* BEGIN Record list *
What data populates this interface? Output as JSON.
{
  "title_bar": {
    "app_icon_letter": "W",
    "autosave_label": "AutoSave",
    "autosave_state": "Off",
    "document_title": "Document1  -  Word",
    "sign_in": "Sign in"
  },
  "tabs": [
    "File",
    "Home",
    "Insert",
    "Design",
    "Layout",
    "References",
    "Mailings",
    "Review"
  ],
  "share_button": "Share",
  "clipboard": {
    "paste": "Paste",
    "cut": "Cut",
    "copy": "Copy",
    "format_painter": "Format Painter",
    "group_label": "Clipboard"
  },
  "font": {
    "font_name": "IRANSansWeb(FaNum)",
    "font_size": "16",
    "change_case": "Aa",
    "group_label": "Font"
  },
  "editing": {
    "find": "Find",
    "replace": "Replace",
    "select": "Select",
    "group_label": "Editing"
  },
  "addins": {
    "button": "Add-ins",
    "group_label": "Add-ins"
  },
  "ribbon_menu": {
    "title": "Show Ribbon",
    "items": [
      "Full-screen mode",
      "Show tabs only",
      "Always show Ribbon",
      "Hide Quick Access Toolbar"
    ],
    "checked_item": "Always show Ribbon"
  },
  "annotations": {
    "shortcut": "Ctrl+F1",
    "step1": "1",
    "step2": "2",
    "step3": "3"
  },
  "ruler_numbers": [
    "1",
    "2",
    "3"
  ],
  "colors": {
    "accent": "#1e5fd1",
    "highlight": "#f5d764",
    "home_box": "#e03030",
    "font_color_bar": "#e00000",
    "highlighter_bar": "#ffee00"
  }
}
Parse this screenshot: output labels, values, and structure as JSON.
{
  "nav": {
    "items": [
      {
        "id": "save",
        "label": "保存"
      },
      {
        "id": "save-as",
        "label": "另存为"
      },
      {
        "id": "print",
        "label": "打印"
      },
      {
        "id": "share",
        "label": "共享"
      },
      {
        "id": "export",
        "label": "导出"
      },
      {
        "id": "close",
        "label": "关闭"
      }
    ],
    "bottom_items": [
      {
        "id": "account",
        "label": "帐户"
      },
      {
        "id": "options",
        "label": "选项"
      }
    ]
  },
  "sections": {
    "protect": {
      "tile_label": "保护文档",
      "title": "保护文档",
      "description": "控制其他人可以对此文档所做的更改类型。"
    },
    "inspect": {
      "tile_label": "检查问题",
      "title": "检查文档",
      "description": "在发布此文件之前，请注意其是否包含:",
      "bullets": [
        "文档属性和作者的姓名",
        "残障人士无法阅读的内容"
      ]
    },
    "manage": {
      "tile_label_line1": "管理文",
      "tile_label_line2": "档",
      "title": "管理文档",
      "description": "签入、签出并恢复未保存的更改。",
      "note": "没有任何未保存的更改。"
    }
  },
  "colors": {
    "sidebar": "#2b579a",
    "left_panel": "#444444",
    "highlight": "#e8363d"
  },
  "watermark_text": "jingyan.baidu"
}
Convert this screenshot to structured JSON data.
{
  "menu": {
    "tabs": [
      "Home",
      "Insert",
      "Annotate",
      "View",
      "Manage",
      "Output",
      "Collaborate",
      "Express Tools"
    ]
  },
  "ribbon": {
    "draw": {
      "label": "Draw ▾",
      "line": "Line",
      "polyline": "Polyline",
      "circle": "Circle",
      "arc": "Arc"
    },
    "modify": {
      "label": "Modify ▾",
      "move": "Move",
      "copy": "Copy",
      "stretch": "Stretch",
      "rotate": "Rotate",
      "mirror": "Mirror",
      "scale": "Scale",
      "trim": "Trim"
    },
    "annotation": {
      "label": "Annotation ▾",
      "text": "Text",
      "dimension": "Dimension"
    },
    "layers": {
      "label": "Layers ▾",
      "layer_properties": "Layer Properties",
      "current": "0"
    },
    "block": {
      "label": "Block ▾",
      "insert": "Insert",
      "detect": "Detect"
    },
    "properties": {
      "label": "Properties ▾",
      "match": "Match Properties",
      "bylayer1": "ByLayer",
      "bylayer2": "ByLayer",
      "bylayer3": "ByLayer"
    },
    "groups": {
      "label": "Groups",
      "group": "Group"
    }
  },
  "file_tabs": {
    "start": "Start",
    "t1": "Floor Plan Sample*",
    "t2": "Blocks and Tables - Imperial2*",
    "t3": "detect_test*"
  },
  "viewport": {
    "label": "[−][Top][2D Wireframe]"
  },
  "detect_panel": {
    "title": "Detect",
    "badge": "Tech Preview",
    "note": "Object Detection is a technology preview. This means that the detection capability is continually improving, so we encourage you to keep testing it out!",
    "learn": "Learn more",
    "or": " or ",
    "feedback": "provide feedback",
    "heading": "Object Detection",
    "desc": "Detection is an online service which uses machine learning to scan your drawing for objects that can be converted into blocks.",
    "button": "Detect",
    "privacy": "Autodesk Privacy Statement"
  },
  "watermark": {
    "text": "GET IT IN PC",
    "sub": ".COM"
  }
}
* END Record list *
• [Written instruction] Output every line above without altering anything.

• [Reply]
What data populates this interface? Output as JSON.
{
  "title_bar": {
    "app_icon_letter": "W",
    "autosave_label": "AutoSave",
    "autosave_state": "Off",
    "document_title": "Document1  -  Word",
    "sign_in": "Sign in"
  },
  "tabs": [
    "File",
    "Home",
    "Insert",
    "Design",
    "Layout",
    "References",
    "Mailings",
    "Review"
  ],
  "share_button": "Share",
  "clipboard": {
    "paste": "Paste",
    "cut": "Cut",
    "copy": "Copy",
    "format_painter": "Format Painter",
    "group_label": "Clipboard"
  },
  "font": {
    "font_name": "IRANSansWeb(FaNum)",
    "font_size": "16",
    "change_case": "Aa",
    "group_label": "Font"
  },
  "editing": {
    "find": "Find",
    "replace": "Replace",
    "select": "Select",
    "group_label": "Editing"
  },
  "addins": {
    "button": "Add-ins",
    "group_label": "Add-ins"
  },
  "ribbon_menu": {
    "title": "Show Ribbon",
    "items": [
      "Full-screen mode",
      "Show tabs only",
      "Always show Ribbon",
      "Hide Quick Access Toolbar"
    ],
    "checked_item": "Always show Ribbon"
  },
  "annotations": {
    "shortcut": "Ctrl+F1",
    "step1": "1",
    "step2": "2",
    "step3": "3"
  },
  "ruler_numbers": [
    "1",
    "2",
    "3"
  ],
  "colors": {
    "accent": "#1e5fd1",
    "highlight": "#f5d764",
    "home_box": "#e03030",
    "font_color_bar": "#e00000",
    "highlighter_bar": "#ffee00"
  }
}
Parse this screenshot: output labels, values, and structure as JSON.
{
  "nav": {
    "items": [
      {
        "id": "save",
        "label": "保存"
      },
      {
        "id": "save-as",
        "label": "另存为"
      },
      {
        "id": "print",
        "label": "打印"
      },
      {
        "id": "share",
        "label": "共享"
      },
      {
        "id": "export",
        "label": "导出"
      },
      {
        "id": "close",
        "label": "关闭"
      }
    ],
    "bottom_items": [
      {
        "id": "account",
        "label": "帐户"
      },
      {
        "id": "options",
        "label": "选项"
      }
    ]
  },
  "sections": {
    "protect": {
      "tile_label": "保护文档",
      "title": "保护文档",
      "description": "控制其他人可以对此文档所做的更改类型。"
    },
    "inspect": {
      "tile_label": "检查问题",
      "title": "检查文档",
      "description": "在发布此文件之前，请注意其是否包含:",
      "bullets": [
        "文档属性和作者的姓名",
        "残障人士无法阅读的内容"
      ]
    },
    "manage": {
      "tile_label_line1": "管理文",
      "tile_label_line2": "档",
      "title": "管理文档",
      "description": "签入、签出并恢复未保存的更改。",
      "note": "没有任何未保存的更改。"
    }
  },
  "colors": {
    "sidebar": "#2b579a",
    "left_panel": "#444444",
    "highlight": "#e8363d"
  },
  "watermark_text": "jingyan.baidu"
}
Convert this screenshot to structured JSON data.
{
  "menu": {
    "tabs": [
      "Home",
      "Insert",
      "Annotate",
      "View",
      "Manage",
      "Output",
      "Collaborate",
      "Express Tools"
    ]
  },
  "ribbon": {
    "draw": {
      "label": "Draw ▾",
      "line": "Line",
      "polyline": "Polyline",
      "circle": "Circle",
      "arc": "Arc"
    },
    "modify": {
      "label": "Modify ▾",
      "move": "Move",
      "copy": "Copy",
      "stretch": "Stretch",
      "rotate": "Rotate",
      "mirror": "Mirror",
      "scale": "Scale",
      "trim": "Trim"
    },
    "annotation": {
      "label": "Annotation ▾",
      "text": "Text",
      "dimension": "Dimension"
    },
    "layers": {
      "label": "Layers ▾",
      "layer_properties": "Layer Properties",
      "current": "0"
    },
    "block": {
      "label": "Block ▾",
      "insert": "Insert",
      "detect": "Detect"
    },
    "properties": {
      "label": "Properties ▾",
      "match": "Match Properties",
      "bylayer1": "ByLayer",
      "bylayer2": "ByLayer",
      "bylayer3": "ByLayer"
    },
    "groups": {
      "label": "Groups",
      "group": "Group"
    }
  },
  "file_tabs": {
    "start": "Start",
    "t1": "Floor Plan Sample*",
    "t2": "Blocks and Tables - Imperial2*",
    "t3": "detect_test*"
  },
  "viewport": {
    "label": "[−][Top][2D Wireframe]"
  },
  "detect_panel": {
    "title": "Detect",
    "badge": "Tech Preview",
    "note": "Object Detection is a technology preview. This means that the detection capability is continually improving, so we encourage you to keep testing it out!",
    "learn": "Learn more",
    "or": " or ",
    "feedback": "provide feedback",
    "heading": "Object Detection",
    "desc": "Detection is an online service which uses machine learning to scan your drawing for objects that can be converted into blocks.",
    "button": "Detect",
    "privacy": "Autodesk Privacy Statement"
  },
  "watermark": {
    "text": "GET IT IN PC",
    "sub": ".COM"
  }
}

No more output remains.